# EXERCISE
Retype all of the listing exactly, passing over any picture you find.

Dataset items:
%%

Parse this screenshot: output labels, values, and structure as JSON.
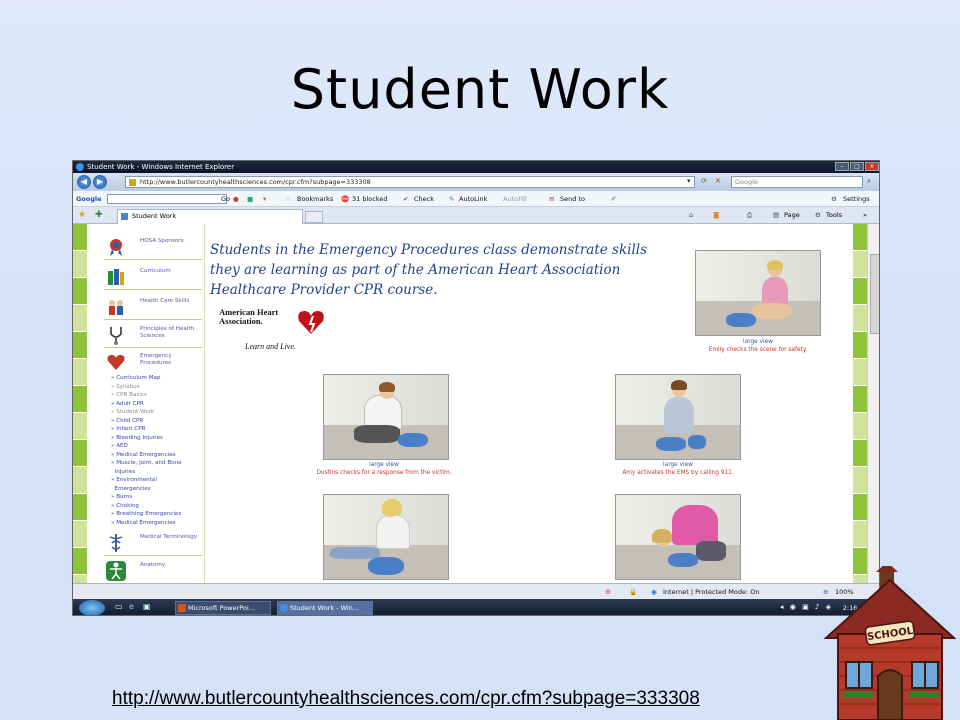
{
  "slide": {
    "title": "Student Work",
    "footer_url": "http://www.butlercountyhealthsciences.com/cpr.cfm?subpage=333308"
  },
  "browser": {
    "window_title": "Student Work - Windows Internet Explorer",
    "address": "http://www.butlercountyhealthsciences.com/cpr.cfm?subpage=333308",
    "search_placeholder": "Google",
    "toolbar": {
      "google_label": "Google",
      "go_label": "Go",
      "bookmarks_label": "Bookmarks",
      "blocked_label": "31 blocked",
      "check_label": "Check",
      "autolink_label": "AutoLink",
      "autofill_label": "AutoFill",
      "sendto_label": "Send to",
      "settings_label": "Settings"
    },
    "tab_label": "Student Work",
    "command": {
      "page_label": "Page",
      "tools_label": "Tools"
    },
    "status": {
      "zone": "Internet | Protected Mode: On",
      "zoom": "100%"
    },
    "taskbar": {
      "task1": "Microsoft PowerPoi...",
      "task2": "Student Work - Win...",
      "clock": "2:16 PM"
    }
  },
  "page": {
    "nav": [
      {
        "label": "HOSA Sponsors",
        "icon": "ribbon-icon"
      },
      {
        "label": "Curriculum",
        "icon": "books-icon"
      },
      {
        "label": "Health Care Skills",
        "icon": "people-icon"
      },
      {
        "label": "Principles of Health Sciences",
        "icon": "stethoscope-icon"
      },
      {
        "label": "Emergency Procedures",
        "icon": "heart-icon"
      },
      {
        "label": "Medical Terminology",
        "icon": "caduceus-icon"
      },
      {
        "label": "Anatomy",
        "icon": "anatomy-icon"
      }
    ],
    "subnav": [
      "Curriculum Map",
      "Syllabus",
      "CPR Basics",
      "Adult CPR",
      "Student Work",
      "Child CPR",
      "Infant CPR",
      "Bleeding Injuries",
      "AED",
      "Medical Emergencies",
      "Muscle, Joint, and Bone",
      "Injuries",
      "Environmental",
      "Emergencies",
      "Burns",
      "Choking",
      "Breathing Emergencies",
      "Medical Emergencies"
    ],
    "heading": "Students in the Emergency Procedures class demonstrate skills they are learning as part of the American Heart Association Healthcare Provider CPR course.",
    "aha": {
      "name": "American Heart Association.",
      "tagline": "Learn and Live."
    },
    "photos": [
      {
        "link": "large view",
        "caption": "Emily checks the scene for safety."
      },
      {
        "link": "large view",
        "caption": "Dustins checks for a response from the victim."
      },
      {
        "link": "large view",
        "caption": "Amy activates the EMS by calling 911."
      }
    ]
  },
  "colors": {
    "stripe_green": "#8fc33a",
    "stripe_light": "#cfe39a",
    "heading_blue": "#22428f",
    "caption_red": "#c0392b",
    "link_blue": "#3355bb"
  }
}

%%

# RESULT OF THIS TASK
Parse this screenshot: output labels, values, and structure as JSON.
{
  "slide": {
    "title": "Student Work",
    "footer_url": "http://www.butlercountyhealthsciences.com/cpr.cfm?subpage=333308"
  },
  "browser": {
    "window_title": "Student Work - Windows Internet Explorer",
    "address": "http://www.butlercountyhealthsciences.com/cpr.cfm?subpage=333308",
    "search_placeholder": "Google",
    "toolbar": {
      "google_label": "Google",
      "go_label": "Go",
      "bookmarks_label": "Bookmarks",
      "blocked_label": "31 blocked",
      "check_label": "Check",
      "autolink_label": "AutoLink",
      "autofill_label": "AutoFill",
      "sendto_label": "Send to",
      "settings_label": "Settings"
    },
    "tab_label": "Student Work",
    "command": {
      "page_label": "Page",
      "tools_label": "Tools"
    },
    "status": {
      "zone": "Internet | Protected Mode: On",
      "zoom": "100%"
    },
    "taskbar": {
      "task1": "Microsoft PowerPoi...",
      "task2": "Student Work - Win...",
      "clock": "2:16 PM"
    }
  },
  "page": {
    "nav": [
      {
        "label": "HOSA Sponsors",
        "icon": "ribbon-icon"
      },
      {
        "label": "Curriculum",
        "icon": "books-icon"
      },
      {
        "label": "Health Care Skills",
        "icon": "people-icon"
      },
      {
        "label": "Principles of Health Sciences",
        "icon": "stethoscope-icon"
      },
      {
        "label": "Emergency Procedures",
        "icon": "heart-icon"
      },
      {
        "label": "Medical Terminology",
        "icon": "caduceus-icon"
      },
      {
        "label": "Anatomy",
        "icon": "anatomy-icon"
      }
    ],
    "subnav": [
      "Curriculum Map",
      "Syllabus",
      "CPR Basics",
      "Adult CPR",
      "Student Work",
      "Child CPR",
      "Infant CPR",
      "Bleeding Injuries",
      "AED",
      "Medical Emergencies",
      "Muscle, Joint, and Bone",
      "Injuries",
      "Environmental",
      "Emergencies",
      "Burns",
      "Choking",
      "Breathing Emergencies",
      "Medical Emergencies"
    ],
    "heading": "Students in the Emergency Procedures class demonstrate skills they are learning as part of the American Heart Association Healthcare Provider CPR course.",
    "aha": {
      "name": "American Heart Association.",
      "tagline": "Learn and Live."
    },
    "photos": [
      {
        "link": "large view",
        "caption": "Emily checks the scene for safety."
      },
      {
        "link": "large view",
        "caption": "Dustins checks for a response from the victim."
      },
      {
        "link": "large view",
        "caption": "Amy activates the EMS by calling 911."
      }
    ]
  },
  "colors": {
    "stripe_green": "#8fc33a",
    "stripe_light": "#cfe39a",
    "heading_blue": "#22428f",
    "caption_red": "#c0392b",
    "link_blue": "#3355bb"
  }
}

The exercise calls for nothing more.